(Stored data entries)
# # # #
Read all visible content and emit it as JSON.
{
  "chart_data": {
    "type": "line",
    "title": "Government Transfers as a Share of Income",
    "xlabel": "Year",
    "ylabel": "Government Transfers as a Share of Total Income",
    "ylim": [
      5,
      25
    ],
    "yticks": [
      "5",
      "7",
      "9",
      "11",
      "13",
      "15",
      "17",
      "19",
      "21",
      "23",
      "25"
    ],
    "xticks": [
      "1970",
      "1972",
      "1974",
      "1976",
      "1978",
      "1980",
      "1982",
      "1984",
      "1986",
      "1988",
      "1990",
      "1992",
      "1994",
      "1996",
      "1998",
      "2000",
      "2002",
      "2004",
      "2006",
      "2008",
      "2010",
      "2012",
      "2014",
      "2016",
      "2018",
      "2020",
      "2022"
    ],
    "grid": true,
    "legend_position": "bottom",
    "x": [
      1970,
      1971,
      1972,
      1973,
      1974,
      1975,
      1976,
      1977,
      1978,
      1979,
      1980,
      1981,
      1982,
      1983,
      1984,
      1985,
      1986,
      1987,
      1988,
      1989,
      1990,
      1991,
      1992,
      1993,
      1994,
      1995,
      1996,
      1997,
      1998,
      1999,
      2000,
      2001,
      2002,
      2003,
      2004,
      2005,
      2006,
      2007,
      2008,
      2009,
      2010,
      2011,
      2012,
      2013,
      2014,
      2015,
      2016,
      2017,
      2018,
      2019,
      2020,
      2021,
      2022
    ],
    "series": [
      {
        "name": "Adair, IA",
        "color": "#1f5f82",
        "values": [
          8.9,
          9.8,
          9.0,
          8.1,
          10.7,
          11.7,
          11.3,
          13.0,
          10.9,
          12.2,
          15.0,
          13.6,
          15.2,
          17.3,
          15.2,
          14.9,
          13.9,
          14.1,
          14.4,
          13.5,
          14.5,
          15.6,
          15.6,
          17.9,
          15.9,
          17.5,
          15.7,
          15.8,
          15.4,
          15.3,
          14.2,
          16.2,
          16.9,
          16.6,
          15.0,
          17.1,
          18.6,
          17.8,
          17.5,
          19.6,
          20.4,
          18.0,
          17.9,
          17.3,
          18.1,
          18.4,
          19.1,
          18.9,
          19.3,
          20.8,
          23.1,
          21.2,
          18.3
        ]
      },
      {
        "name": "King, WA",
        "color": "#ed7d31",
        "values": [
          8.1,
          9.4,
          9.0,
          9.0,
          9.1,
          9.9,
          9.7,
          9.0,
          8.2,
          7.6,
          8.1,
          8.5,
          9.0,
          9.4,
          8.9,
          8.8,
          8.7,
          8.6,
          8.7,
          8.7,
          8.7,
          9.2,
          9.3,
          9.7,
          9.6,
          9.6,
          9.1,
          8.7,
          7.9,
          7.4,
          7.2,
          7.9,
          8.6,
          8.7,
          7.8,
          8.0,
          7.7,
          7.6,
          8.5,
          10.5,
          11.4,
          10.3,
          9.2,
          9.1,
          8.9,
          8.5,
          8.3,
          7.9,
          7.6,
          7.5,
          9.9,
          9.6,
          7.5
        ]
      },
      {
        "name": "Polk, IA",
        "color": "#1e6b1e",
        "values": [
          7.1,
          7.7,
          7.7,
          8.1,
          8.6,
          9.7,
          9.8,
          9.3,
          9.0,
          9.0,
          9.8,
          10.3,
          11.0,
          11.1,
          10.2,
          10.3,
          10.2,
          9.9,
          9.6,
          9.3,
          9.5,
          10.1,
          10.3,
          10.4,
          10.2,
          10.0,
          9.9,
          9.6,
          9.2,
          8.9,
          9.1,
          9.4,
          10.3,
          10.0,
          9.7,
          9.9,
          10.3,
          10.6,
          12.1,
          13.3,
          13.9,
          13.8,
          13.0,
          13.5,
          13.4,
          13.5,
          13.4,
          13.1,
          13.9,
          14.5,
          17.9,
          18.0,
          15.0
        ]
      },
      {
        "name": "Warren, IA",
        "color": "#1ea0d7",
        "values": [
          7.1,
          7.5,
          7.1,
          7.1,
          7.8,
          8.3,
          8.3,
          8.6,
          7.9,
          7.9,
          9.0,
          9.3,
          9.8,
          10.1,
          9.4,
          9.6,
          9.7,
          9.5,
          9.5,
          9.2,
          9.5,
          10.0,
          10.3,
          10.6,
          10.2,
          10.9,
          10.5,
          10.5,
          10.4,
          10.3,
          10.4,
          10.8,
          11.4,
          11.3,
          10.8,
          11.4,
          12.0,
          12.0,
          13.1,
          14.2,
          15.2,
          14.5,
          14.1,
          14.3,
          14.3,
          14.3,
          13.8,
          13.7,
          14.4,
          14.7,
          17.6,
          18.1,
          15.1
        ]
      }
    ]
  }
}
# # # #
__Problem statement__: Return the entries above exactly, each one complete.

__Exercise response__:
Read all visible content and emit it as JSON.
{
  "chart_data": {
    "type": "line",
    "title": "Government Transfers as a Share of Income",
    "xlabel": "Year",
    "ylabel": "Government Transfers as a Share of Total Income",
    "ylim": [
      5,
      25
    ],
    "yticks": [
      "5",
      "7",
      "9",
      "11",
      "13",
      "15",
      "17",
      "19",
      "21",
      "23",
      "25"
    ],
    "xticks": [
      "1970",
      "1972",
      "1974",
      "1976",
      "1978",
      "1980",
      "1982",
      "1984",
      "1986",
      "1988",
      "1990",
      "1992",
      "1994",
      "1996",
      "1998",
      "2000",
      "2002",
      "2004",
      "2006",
      "2008",
      "2010",
      "2012",
      "2014",
      "2016",
      "2018",
      "2020",
      "2022"
    ],
    "grid": true,
    "legend_position": "bottom",
    "x": [
      1970,
      1971,
      1972,
      1973,
      1974,
      1975,
      1976,
      1977,
      1978,
      1979,
      1980,
      1981,
      1982,
      1983,
      1984,
      1985,
      1986,
      1987,
      1988,
      1989,
      1990,
      1991,
      1992,
      1993,
      1994,
      1995,
      1996,
      1997,
      1998,
      1999,
      2000,
      2001,
      2002,
      2003,
      2004,
      2005,
      2006,
      2007,
      2008,
      2009,
      2010,
      2011,
      2012,
      2013,
      2014,
      2015,
      2016,
      2017,
      2018,
      2019,
      2020,
      2021,
      2022
    ],
    "series": [
      {
        "name": "Adair, IA",
        "color": "#1f5f82",
        "values": [
          8.9,
          9.8,
          9.0,
          8.1,
          10.7,
          11.7,
          11.3,
          13.0,
          10.9,
          12.2,
          15.0,
          13.6,
          15.2,
          17.3,
          15.2,
          14.9,
          13.9,
          14.1,
          14.4,
          13.5,
          14.5,
          15.6,
          15.6,
          17.9,
          15.9,
          17.5,
          15.7,
          15.8,
          15.4,
          15.3,
          14.2,
          16.2,
          16.9,
          16.6,
          15.0,
          17.1,
          18.6,
          17.8,
          17.5,
          19.6,
          20.4,
          18.0,
          17.9,
          17.3,
          18.1,
          18.4,
          19.1,
          18.9,
          19.3,
          20.8,
          23.1,
          21.2,
          18.3
        ]
      },
      {
        "name": "King, WA",
        "color": "#ed7d31",
        "values": [
          8.1,
          9.4,
          9.0,
          9.0,
          9.1,
          9.9,
          9.7,
          9.0,
          8.2,
          7.6,
          8.1,
          8.5,
          9.0,
          9.4,
          8.9,
          8.8,
          8.7,
          8.6,
          8.7,
          8.7,
          8.7,
          9.2,
          9.3,
          9.7,
          9.6,
          9.6,
          9.1,
          8.7,
          7.9,
          7.4,
          7.2,
          7.9,
          8.6,
          8.7,
          7.8,
          8.0,
          7.7,
          7.6,
          8.5,
          10.5,
          11.4,
          10.3,
          9.2,
          9.1,
          8.9,
          8.5,
          8.3,
          7.9,
          7.6,
          7.5,
          9.9,
          9.6,
          7.5
        ]
      },
      {
        "name": "Polk, IA",
        "color": "#1e6b1e",
        "values": [
          7.1,
          7.7,
          7.7,
          8.1,
          8.6,
          9.7,
          9.8,
          9.3,
          9.0,
          9.0,
          9.8,
          10.3,
          11.0,
          11.1,
          10.2,
          10.3,
          10.2,
          9.9,
          9.6,
          9.3,
          9.5,
          10.1,
          10.3,
          10.4,
          10.2,
          10.0,
          9.9,
          9.6,
          9.2,
          8.9,
          9.1,
          9.4,
          10.3,
          10.0,
          9.7,
          9.9,
          10.3,
          10.6,
          12.1,
          13.3,
          13.9,
          13.8,
          13.0,
          13.5,
          13.4,
          13.5,
          13.4,
          13.1,
          13.9,
          14.5,
          17.9,
          18.0,
          15.0
        ]
      },
      {
        "name": "Warren, IA",
        "color": "#1ea0d7",
        "values": [
          7.1,
          7.5,
          7.1,
          7.1,
          7.8,
          8.3,
          8.3,
          8.6,
          7.9,
          7.9,
          9.0,
          9.3,
          9.8,
          10.1,
          9.4,
          9.6,
          9.7,
          9.5,
          9.5,
          9.2,
          9.5,
          10.0,
          10.3,
          10.6,
          10.2,
          10.9,
          10.5,
          10.5,
          10.4,
          10.3,
          10.4,
          10.8,
          11.4,
          11.3,
          10.8,
          11.4,
          12.0,
          12.0,
          13.1,
          14.2,
          15.2,
          14.5,
          14.1,
          14.3,
          14.3,
          14.3,
          13.8,
          13.7,
          14.4,
          14.7,
          17.6,
          18.1,
          15.1
        ]
      }
    ]
  }
}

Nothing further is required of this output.